Rows from a figure dataset:
________________________________________

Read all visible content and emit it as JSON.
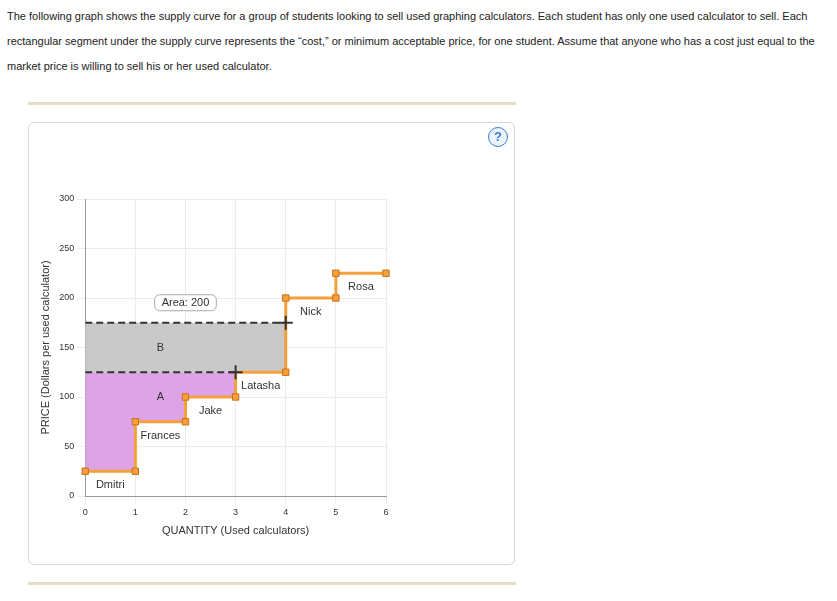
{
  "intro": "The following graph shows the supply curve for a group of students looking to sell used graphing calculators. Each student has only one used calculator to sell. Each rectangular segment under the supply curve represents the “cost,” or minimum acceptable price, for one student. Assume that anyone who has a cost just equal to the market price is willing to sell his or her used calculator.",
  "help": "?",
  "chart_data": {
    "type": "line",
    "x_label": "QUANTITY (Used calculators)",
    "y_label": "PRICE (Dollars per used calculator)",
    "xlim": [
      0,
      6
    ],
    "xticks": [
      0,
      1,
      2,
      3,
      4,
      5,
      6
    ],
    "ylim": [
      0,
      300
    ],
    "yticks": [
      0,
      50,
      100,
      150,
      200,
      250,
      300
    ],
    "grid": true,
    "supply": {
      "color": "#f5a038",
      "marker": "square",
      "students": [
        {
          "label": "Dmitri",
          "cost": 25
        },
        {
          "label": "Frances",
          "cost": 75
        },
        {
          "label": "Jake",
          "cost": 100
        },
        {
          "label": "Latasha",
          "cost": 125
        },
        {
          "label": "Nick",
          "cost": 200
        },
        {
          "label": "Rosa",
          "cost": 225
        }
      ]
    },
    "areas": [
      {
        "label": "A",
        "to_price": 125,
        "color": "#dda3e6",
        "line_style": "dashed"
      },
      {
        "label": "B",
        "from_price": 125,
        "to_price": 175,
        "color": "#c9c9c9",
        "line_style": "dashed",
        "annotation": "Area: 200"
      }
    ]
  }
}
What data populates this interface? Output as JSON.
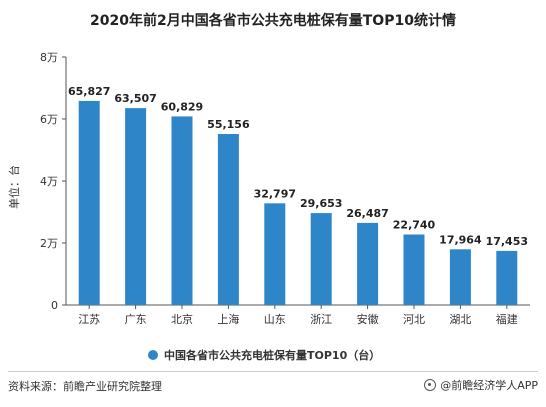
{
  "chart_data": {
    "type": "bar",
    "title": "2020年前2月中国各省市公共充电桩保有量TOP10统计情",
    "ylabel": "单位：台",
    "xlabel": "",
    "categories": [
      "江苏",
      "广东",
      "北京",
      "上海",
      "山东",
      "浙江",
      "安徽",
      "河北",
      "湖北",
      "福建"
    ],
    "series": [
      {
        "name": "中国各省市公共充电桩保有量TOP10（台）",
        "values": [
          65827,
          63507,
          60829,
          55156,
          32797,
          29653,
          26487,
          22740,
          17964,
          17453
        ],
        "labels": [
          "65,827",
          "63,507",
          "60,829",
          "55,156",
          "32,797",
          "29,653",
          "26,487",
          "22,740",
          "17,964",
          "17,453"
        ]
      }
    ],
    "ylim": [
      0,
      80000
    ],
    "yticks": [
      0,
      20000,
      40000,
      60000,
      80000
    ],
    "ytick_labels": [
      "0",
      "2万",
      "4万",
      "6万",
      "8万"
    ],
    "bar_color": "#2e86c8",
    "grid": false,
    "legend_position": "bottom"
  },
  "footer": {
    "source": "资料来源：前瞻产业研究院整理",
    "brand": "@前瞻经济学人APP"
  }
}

________________________________________

▸ **Stated goal**: In the copy, include all records verbatim but no images.

▸ **Written response**:
Read all visible content and emit it as JSON.
{
  "intro": "The following graph shows the supply curve for a group of students looking to sell used graphing calculators. Each student has only one used calculator to sell. Each rectangular segment under the supply curve represents the “cost,” or minimum acceptable price, for one student. Assume that anyone who has a cost just equal to the market price is willing to sell his or her used calculator.",
  "help": "?",
  "chart_data": {
    "type": "line",
    "x_label": "QUANTITY (Used calculators)",
    "y_label": "PRICE (Dollars per used calculator)",
    "xlim": [
      0,
      6
    ],
    "xticks": [
      0,
      1,
      2,
      3,
      4,
      5,
      6
    ],
    "ylim": [
      0,
      300
    ],
    "yticks": [
      0,
      50,
      100,
      150,
      200,
      250,
      300
    ],
    "grid": true,
    "supply": {
      "color": "#f5a038",
      "marker": "square",
      "students": [
        {
          "label": "Dmitri",
          "cost": 25
        },
        {
          "label": "Frances",
          "cost": 75
        },
        {
          "label": "Jake",
          "cost": 100
        },
        {
          "label": "Latasha",
          "cost": 125
        },
        {
          "label": "Nick",
          "cost": 200
        },
        {
          "label": "Rosa",
          "cost": 225
        }
      ]
    },
    "areas": [
      {
        "label": "A",
        "to_price": 125,
        "color": "#dda3e6",
        "line_style": "dashed"
      },
      {
        "label": "B",
        "from_price": 125,
        "to_price": 175,
        "color": "#c9c9c9",
        "line_style": "dashed",
        "annotation": "Area: 200"
      }
    ]
  }
}
What data populates this interface? Output as JSON.
{
  "chart_data": {
    "type": "bar",
    "title": "2020年前2月中国各省市公共充电桩保有量TOP10统计情",
    "ylabel": "单位：台",
    "xlabel": "",
    "categories": [
      "江苏",
      "广东",
      "北京",
      "上海",
      "山东",
      "浙江",
      "安徽",
      "河北",
      "湖北",
      "福建"
    ],
    "series": [
      {
        "name": "中国各省市公共充电桩保有量TOP10（台）",
        "values": [
          65827,
          63507,
          60829,
          55156,
          32797,
          29653,
          26487,
          22740,
          17964,
          17453
        ],
        "labels": [
          "65,827",
          "63,507",
          "60,829",
          "55,156",
          "32,797",
          "29,653",
          "26,487",
          "22,740",
          "17,964",
          "17,453"
        ]
      }
    ],
    "ylim": [
      0,
      80000
    ],
    "yticks": [
      0,
      20000,
      40000,
      60000,
      80000
    ],
    "ytick_labels": [
      "0",
      "2万",
      "4万",
      "6万",
      "8万"
    ],
    "bar_color": "#2e86c8",
    "grid": false,
    "legend_position": "bottom"
  },
  "footer": {
    "source": "资料来源：前瞻产业研究院整理",
    "brand": "@前瞻经济学人APP"
  }
}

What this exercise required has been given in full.